>> Start

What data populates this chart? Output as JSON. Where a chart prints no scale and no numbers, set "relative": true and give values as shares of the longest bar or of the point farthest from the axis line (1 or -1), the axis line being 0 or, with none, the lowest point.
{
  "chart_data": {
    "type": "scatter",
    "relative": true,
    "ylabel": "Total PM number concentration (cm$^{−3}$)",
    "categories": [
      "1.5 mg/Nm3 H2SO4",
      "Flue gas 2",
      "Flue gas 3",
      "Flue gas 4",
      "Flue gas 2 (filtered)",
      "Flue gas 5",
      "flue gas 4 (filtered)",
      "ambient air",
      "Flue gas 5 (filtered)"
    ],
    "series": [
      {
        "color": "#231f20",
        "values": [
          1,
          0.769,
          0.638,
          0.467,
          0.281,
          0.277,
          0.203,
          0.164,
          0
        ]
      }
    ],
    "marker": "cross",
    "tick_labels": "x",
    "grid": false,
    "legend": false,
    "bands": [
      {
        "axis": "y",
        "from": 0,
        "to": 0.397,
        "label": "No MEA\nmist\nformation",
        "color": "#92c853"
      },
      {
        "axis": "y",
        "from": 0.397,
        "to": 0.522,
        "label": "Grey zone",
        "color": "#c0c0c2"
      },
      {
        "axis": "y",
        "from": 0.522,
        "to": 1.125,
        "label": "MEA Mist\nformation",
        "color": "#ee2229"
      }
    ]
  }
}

>> End

→ Exercise goal:
Your task is to return the full listing exactly as it was given.

→ Written response:
What data populates this chart? Output as JSON. Where a chart prints no scale and no numbers, set "relative": true and give values as shares of the longest bar or of the point farthest from the axis line (1 or -1), the axis line being 0 or, with none, the lowest point.
{
  "chart_data": {
    "type": "scatter",
    "relative": true,
    "ylabel": "Total PM number concentration (cm$^{−3}$)",
    "categories": [
      "1.5 mg/Nm3 H2SO4",
      "Flue gas 2",
      "Flue gas 3",
      "Flue gas 4",
      "Flue gas 2 (filtered)",
      "Flue gas 5",
      "flue gas 4 (filtered)",
      "ambient air",
      "Flue gas 5 (filtered)"
    ],
    "series": [
      {
        "color": "#231f20",
        "values": [
          1,
          0.769,
          0.638,
          0.467,
          0.281,
          0.277,
          0.203,
          0.164,
          0
        ]
      }
    ],
    "marker": "cross",
    "tick_labels": "x",
    "grid": false,
    "legend": false,
    "bands": [
      {
        "axis": "y",
        "from": 0,
        "to": 0.397,
        "label": "No MEA\nmist\nformation",
        "color": "#92c853"
      },
      {
        "axis": "y",
        "from": 0.397,
        "to": 0.522,
        "label": "Grey zone",
        "color": "#c0c0c2"
      },
      {
        "axis": "y",
        "from": 0.522,
        "to": 1.125,
        "label": "MEA Mist\nformation",
        "color": "#ee2229"
      }
    ]
  }
}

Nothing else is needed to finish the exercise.